### Task instructions
Convert the data below into a JSON list of strings, one string per line, omitting blank lines and the pictures.

### Data lines

○ ○ ○ ○

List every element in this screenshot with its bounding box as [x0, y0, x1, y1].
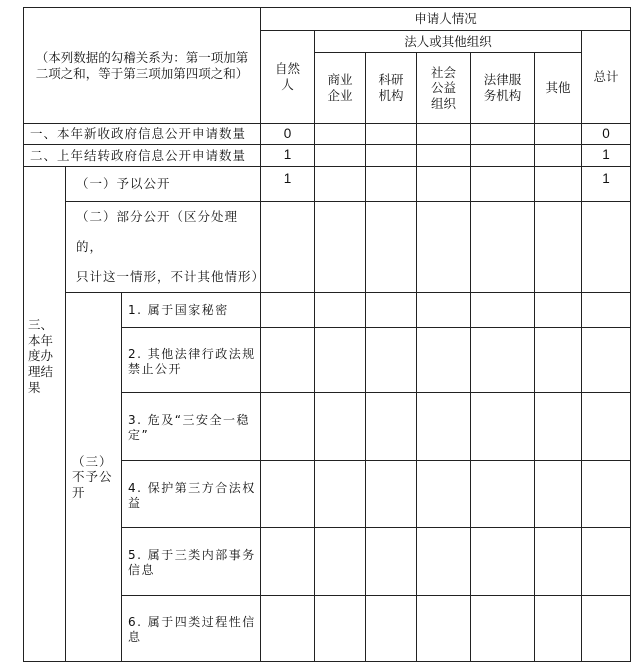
- table-row-not-disclosed-item: [24, 293, 631, 328]
- cell-new-total: 0: [582, 124, 631, 145]
- table-row-carried-over: [24, 145, 631, 167]
- cell-new-natural: 0: [261, 124, 315, 145]
- header-total: 总计: [582, 31, 631, 124]
- cell-carried-natural: 1: [261, 145, 315, 167]
- header-legal-service: 法律服 务机构: [471, 53, 535, 124]
- cell-disclosed-total: 1: [582, 167, 631, 202]
- row-label-disclosed: （一）予以公开: [66, 167, 261, 202]
- header-note-cell: [24, 8, 261, 124]
- header-applicant-situation: 申请人情况: [261, 8, 631, 31]
- header-research: 科研 机构: [366, 53, 417, 124]
- row-label-new-requests: 一、本年新收政府信息公开申请数量: [24, 124, 261, 145]
- not-disclosed-item-label: 6. 属于四类过程性信 息: [122, 596, 261, 662]
- not-disclosed-item-label: 2. 其他法律行政法规 禁止公开: [122, 328, 261, 393]
- header-social-welfare: 社会 公益 组织: [417, 53, 471, 124]
- cell-disclosed-natural: 1: [261, 167, 315, 202]
- not-disclosed-item-label: 3. 危及“三安全一稳 定”: [122, 393, 261, 461]
- row-label-carried-over: 二、上年结转政府信息公开申请数量: [24, 145, 261, 167]
- header-note-line2: 二项之和，等于第三项加第四项之和）: [35, 65, 249, 81]
- row-label-not-disclosed: （三） 不予公 开: [66, 293, 122, 662]
- header-commercial: 商业 企业: [315, 53, 366, 124]
- cell-carried-total: 1: [582, 145, 631, 167]
- row-label-results: 三、 本年 度办 理结 果: [24, 167, 66, 662]
- not-disclosed-item-label: 4. 保护第三方合法权 益: [122, 461, 261, 528]
- info-disclosure-table-wrapper: [23, 7, 631, 662]
- table-row-partial: [24, 202, 631, 293]
- not-disclosed-item-label: 5. 属于三类内部事务 信息: [122, 528, 261, 596]
- header-note-line1: （本列数据的勾稽关系为：第一项加第: [35, 49, 249, 65]
- row-label-partial: （二）部分公开（区分处理的， 只计这一情形，不计其他情形）: [66, 202, 261, 293]
- info-disclosure-table: [23, 7, 631, 662]
- header-other: 其他: [535, 53, 582, 124]
- table-row-new-requests: [24, 124, 631, 145]
- header-legal-persons: 法人或其他组织: [315, 31, 582, 53]
- not-disclosed-item-label: 1. 属于国家秘密: [122, 293, 261, 328]
- table-row-disclosed: [24, 167, 631, 202]
- header-natural-person: 自然 人: [261, 31, 315, 124]
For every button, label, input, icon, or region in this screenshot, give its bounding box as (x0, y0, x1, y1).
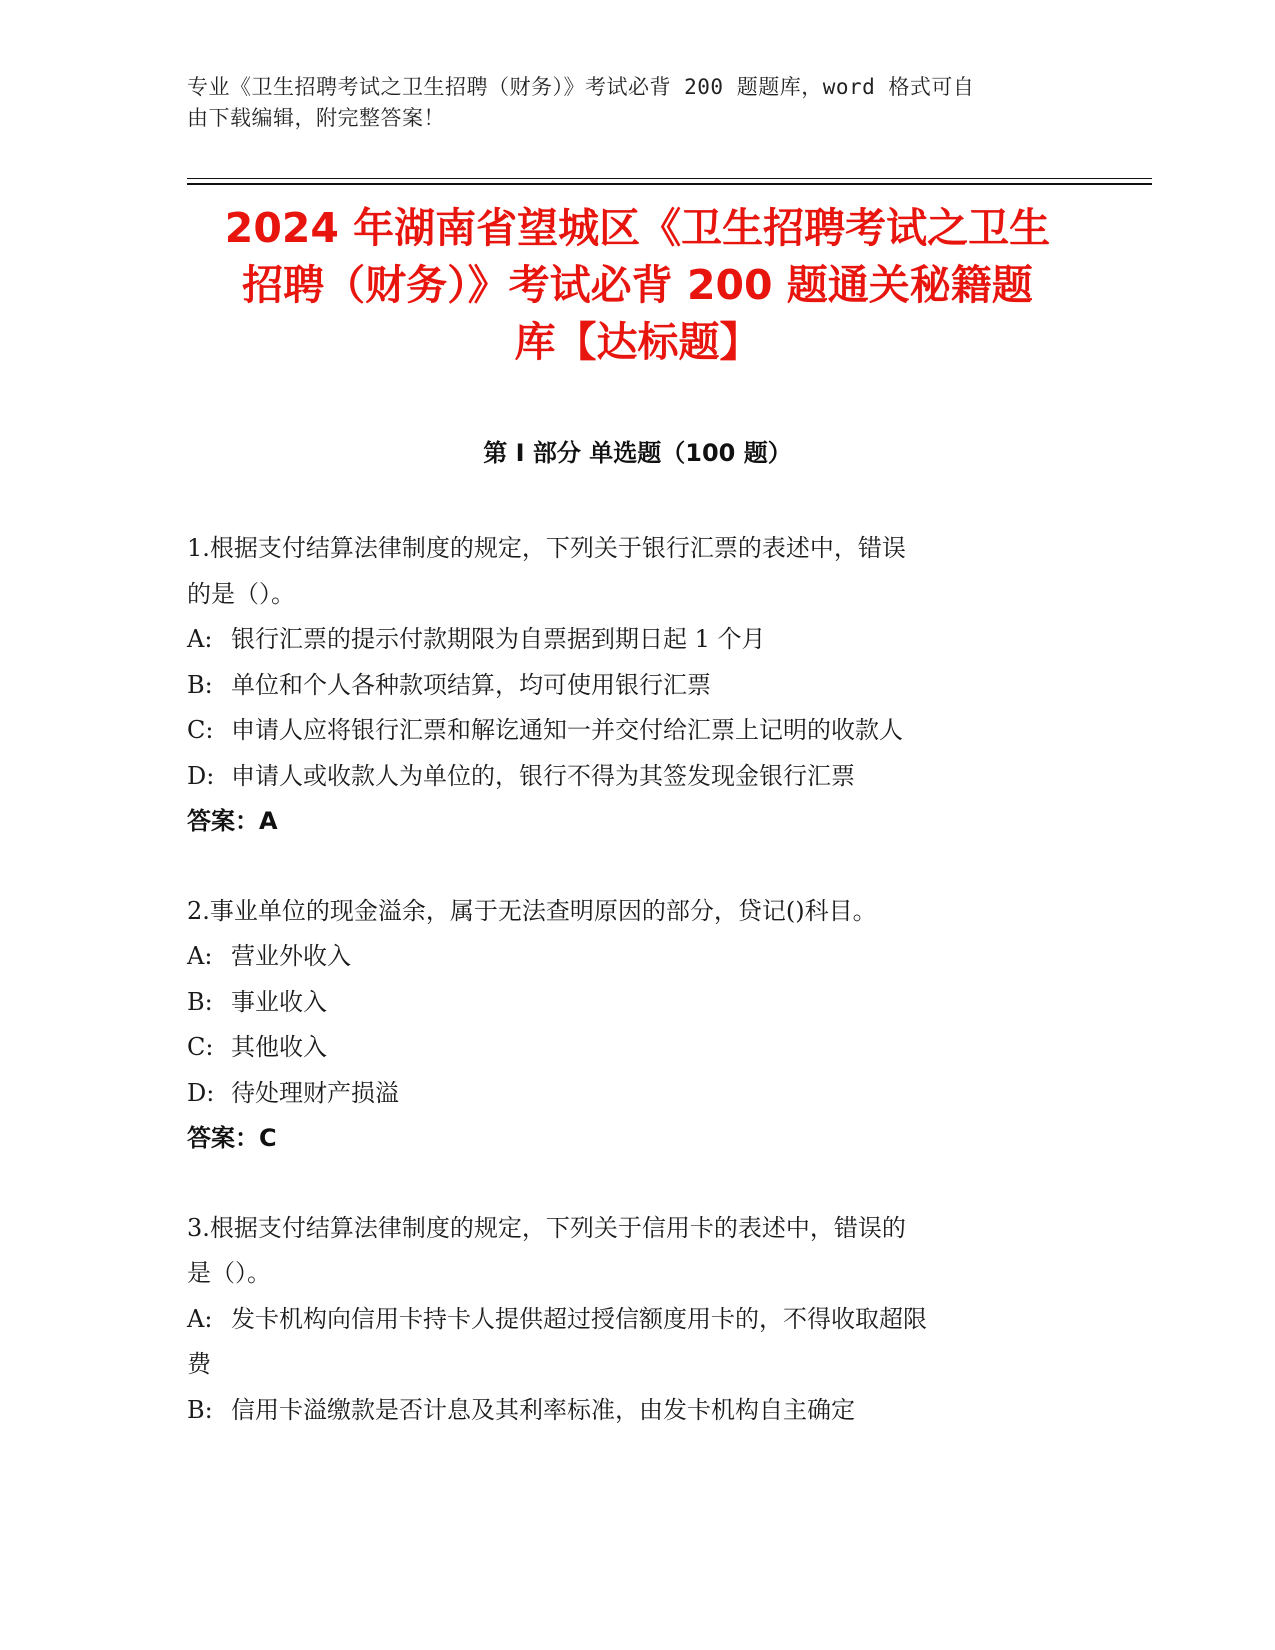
question-list (187, 526, 1087, 1477)
option-letter: C: (187, 716, 214, 744)
option-text: 发卡机构向信用卡持卡人提供超过授信额度用卡的，不得收取超限 (231, 1304, 927, 1333)
option-a (187, 1297, 1087, 1343)
option-text: 待处理财产损溢 (231, 1078, 399, 1107)
option-letter: B: (187, 1395, 213, 1424)
option-letter: D: (187, 761, 215, 790)
option-text: 银行汇票的提示付款期限为自票据到期日起 1 个月 (231, 625, 766, 653)
option-letter: B: (187, 670, 213, 699)
option-text: 营业外收入 (231, 942, 351, 970)
option-letter: C: (187, 1033, 214, 1061)
option-text: 单位和个人各种款项结算，均可使用银行汇票 (231, 670, 711, 699)
header-note-line: 专业《卫生招聘考试之卫生招聘（财务）》考试必背 200 题题库，word 格式可自 (187, 75, 975, 99)
section-heading: 第 I 部分 单选题（100 题） (483, 439, 792, 467)
option-text: 信用卡溢缴款是否计息及其利率标准，由发卡机构自主确定 (231, 1395, 855, 1424)
option-text: 其他收入 (231, 1033, 327, 1061)
option-a (187, 617, 1087, 663)
option-d (187, 1071, 1087, 1117)
title-line: 招聘（财务）》考试必背 200 题通关秘籍题 (242, 261, 1033, 309)
title-line: 库【达标题】 (514, 318, 761, 366)
option-a (187, 934, 1087, 980)
option-text: 事业收入 (231, 987, 327, 1016)
question-stem: 2.事业单位的现金溢余，属于无法查明原因的部分，贷记()科目。 (187, 896, 877, 925)
question-stem: 是（）。 (187, 1259, 271, 1287)
option-text: 申请人或收款人为单位的，银行不得为其签发现金银行汇票 (231, 761, 855, 790)
header-divider-thick (187, 183, 1152, 185)
title-line: 2024 年湖南省望城区《卫生招聘考试之卫生 (224, 204, 1051, 252)
question-3 (187, 1206, 1087, 1434)
option-c (187, 1025, 1087, 1071)
answer: 答案：A (187, 807, 278, 835)
question-stem: 3.根据支付结算法律制度的规定，下列关于信用卡的表述中，错误的 (187, 1213, 906, 1242)
question-1 (187, 526, 1087, 845)
header-note-line: 由下载编辑，附完整答案！ (187, 106, 445, 130)
answer: 答案：C (187, 1124, 277, 1152)
document-title (150, 200, 1125, 371)
option-c (187, 708, 1087, 754)
option-letter: A: (187, 625, 213, 653)
option-text: 申请人应将银行汇票和解讫通知一并交付给汇票上记明的收款人 (231, 716, 903, 744)
question-stem: 1.根据支付结算法律制度的规定，下列关于银行汇票的表述中，错误 (187, 534, 906, 562)
option-letter: D: (187, 1078, 215, 1107)
header-divider-thin (187, 178, 1152, 179)
option-letter: A: (187, 1304, 213, 1333)
option-d (187, 754, 1087, 800)
option-a-continuation: 费 (187, 1350, 211, 1378)
question-stem: 的是（）。 (187, 579, 295, 608)
option-b (187, 663, 1087, 709)
option-b (187, 1388, 1087, 1434)
option-letter: B: (187, 987, 213, 1016)
option-b (187, 980, 1087, 1026)
option-letter: A: (187, 942, 213, 970)
header-note (187, 72, 1067, 134)
question-2 (187, 889, 1087, 1162)
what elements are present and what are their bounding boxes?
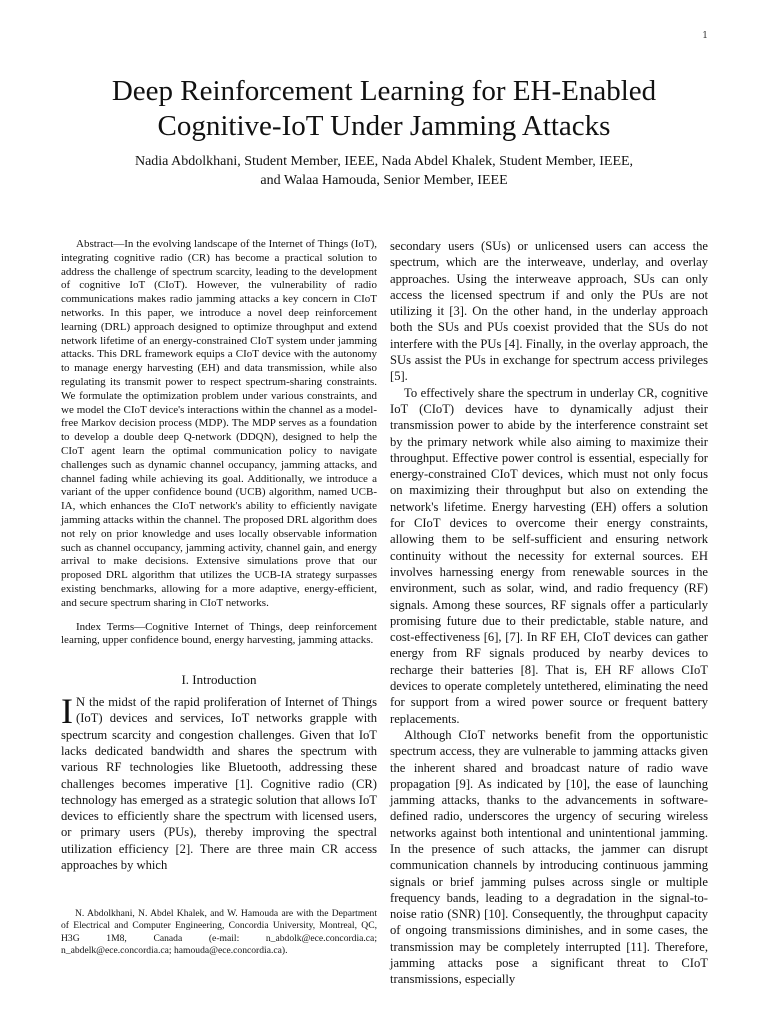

○ ○ ○ ○

### Correct response
[
  "List every element in this screenshot with its bounding box as [x0, y0, x1, y1].",
  "- table-row-not-disclosed-item: [24, 293, 631, 328]",
  "- cell-new-total: 0: [582, 124, 631, 145]",
  "- table-row-carried-over: [24, 145, 631, 167]",
  "- cell-new-natural: 0: [261, 124, 315, 145]",
  "- header-total: 总计: [582, 31, 631, 124]",
  "- cell-carried-natural: 1: [261, 145, 315, 167]",
  "- header-legal-service: 法律服 务机构: [471, 53, 535, 124]",
  "- cell-disclosed-total: 1: [582, 167, 631, 202]",
  "- row-label-disclosed: （一）予以公开: [66, 167, 261, 202]",
  "- header-note-cell: [24, 8, 261, 124]",
  "- header-applicant-situation: 申请人情况: [261, 8, 631, 31]",
  "- header-research: 科研 机构: [366, 53, 417, 124]",
  "- row-label-new-requests: 一、本年新收政府信息公开申请数量: [24, 124, 261, 145]",
  "- not-disclosed-item-label: 6. 属于四类过程性信 息: [122, 596, 261, 662]",
  "- not-disclosed-item-label: 2. 其他法律行政法规 禁止公开: [122, 328, 261, 393]",
  "- header-social-welfare: 社会 公益 组织: [417, 53, 471, 124]",
  "- cell-disclosed-natural: 1: [261, 167, 315, 202]",
  "- not-disclosed-item-label: 3. 危及“三安全一稳 定”: [122, 393, 261, 461]",
  "- row-label-carried-over: 二、上年结转政府信息公开申请数量: [24, 145, 261, 167]",
  "- header-note-line2: 二项之和，等于第三项加第四项之和）: [35, 65, 249, 81]",
  "- row-label-not-disclosed: （三） 不予公 开: [66, 293, 122, 662]",
  "- header-commercial: 商业 企业: [315, 53, 366, 124]",
  "- cell-carried-total: 1: [582, 145, 631, 167]",
  "- row-label-results: 三、 本年 度办 理结 果: [24, 167, 66, 662]",
  "- not-disclosed-item-label: 4. 保护第三方合法权 益: [122, 461, 261, 528]",
  "- info-disclosure-table-wrapper: [23, 7, 631, 662]",
  "- table-row-partial: [24, 202, 631, 293]",
  "- not-disclosed-item-label: 5. 属于三类内部事务 信息: [122, 528, 261, 596]",
  "- header-note-line1: （本列数据的勾稽关系为：第一项加第: [35, 49, 249, 65]",
  "- row-label-partial: （二）部分公开（区分处理的， 只计这一情形，不计其他情形）: [66, 202, 261, 293]",
  "- info-disclosure-table: [23, 7, 631, 662]",
  "- header-other: 其他: [535, 53, 582, 124]",
  "- table-row-new-requests: [24, 124, 631, 145]",
  "- header-legal-persons: 法人或其他组织: [315, 31, 582, 53]",
  "- not-disclosed-item-label: 1. 属于国家秘密: [122, 293, 261, 328]",
  "- table-row-disclosed: [24, 167, 631, 202]",
  "- header-natural-person: 自然 人: [261, 31, 315, 124]",
  "For every button, label, input, icon, or region in this screenshot, give its bounding box as (x0, y0, x1, y1).",
  "question-list (187, 526, 1087, 1477)",
  "option-letter: C: (187, 716, 214, 744)",
  "option-text: 发卡机构向信用卡持卡人提供超过授信额度用卡的，不得收取超限 (231, 1304, 927, 1333)",
  "option-a (187, 1297, 1087, 1343)",
  "option-text: 待处理财产损溢 (231, 1078, 399, 1107)",
  "option-letter: B: (187, 1395, 213, 1424)",
  "option-letter: D: (187, 761, 215, 790)",
  "option-text: 银行汇票的提示付款期限为自票据到期日起 1 个月 (231, 625, 766, 653)",
  "option-letter: B: (187, 670, 213, 699)",
  "option-text: 营业外收入 (231, 942, 351, 970)",
  "option-letter: C: (187, 1033, 214, 1061)",
  "option-text: 单位和个人各种款项结算，均可使用银行汇票 (231, 670, 711, 699)",
  "header-note-line: 专业《卫生招聘考试之卫生招聘（财务）》考试必背 200 题题库，word 格式可自 (187, 75, 975, 99)",
  "section-heading: 第 I 部分 单选题（100 题） (483, 439, 792, 467)",
  "option-text: 信用卡溢缴款是否计息及其利率标准，由发卡机构自主确定 (231, 1395, 855, 1424)",
  "option-text: 其他收入 (231, 1033, 327, 1061)",
  "option-a (187, 617, 1087, 663)",
  "option-d (187, 1071, 1087, 1117)",
  "title-line: 招聘（财务）》考试必背 200 题通关秘籍题 (242, 261, 1033, 309)",
  "title-line: 库【达标题】 (514, 318, 761, 366)",
  "option-a (187, 934, 1087, 980)",
  "option-text: 事业收入 (231, 987, 327, 1016)",
  "question-stem: 2.事业单位的现金溢余，属于无法查明原因的部分，贷记()科目。 (187, 896, 877, 925)",
  "question-stem: 是（）。 (187, 1259, 271, 1287)",
  "option-text: 申请人或收款人为单位的，银行不得为其签发现金银行汇票 (231, 761, 855, 790)",
  "header-divider-thick (187, 183, 1152, 185)",
  "title-line: 2024 年湖南省望城区《卫生招聘考试之卫生 (224, 204, 1051, 252)",
  "question-3 (187, 1206, 1087, 1434)",
  "option-c (187, 1025, 1087, 1071)",
  "answer: 答案：A (187, 807, 278, 835)",
  "question-stem: 3.根据支付结算法律制度的规定，下列关于信用卡的表述中，错误的 (187, 1213, 906, 1242)",
  "question-1 (187, 526, 1087, 845)",
  "header-note-line: 由下载编辑，附完整答案！ (187, 106, 445, 130)",
  "answer: 答案：C (187, 1124, 277, 1152)",
  "document-title (150, 200, 1125, 371)",
  "option-c (187, 708, 1087, 754)",
  "option-letter: A: (187, 625, 213, 653)",
  "option-text: 申请人应将银行汇票和解讫通知一并交付给汇票上记明的收款人 (231, 716, 903, 744)",
  "question-stem: 1.根据支付结算法律制度的规定，下列关于银行汇票的表述中，错误 (187, 534, 906, 562)",
  "option-letter: D: (187, 1078, 215, 1107)",
  "header-divider-thin (187, 178, 1152, 179)",
  "option-letter: A: (187, 1304, 213, 1333)",
  "option-d (187, 754, 1087, 800)",
  "option-a-continuation: 费 (187, 1350, 211, 1378)",
  "question-stem: 的是（）。 (187, 579, 295, 608)",
  "option-b (187, 663, 1087, 709)",
  "option-b (187, 1388, 1087, 1434)",
  "option-letter: B: (187, 987, 213, 1016)",
  "option-b (187, 980, 1087, 1026)",
  "option-letter: A: (187, 942, 213, 970)",
  "header-note (187, 72, 1067, 134)",
  "question-2 (187, 889, 1087, 1162)",
  "what elements are present and what are their bounding boxes?"
]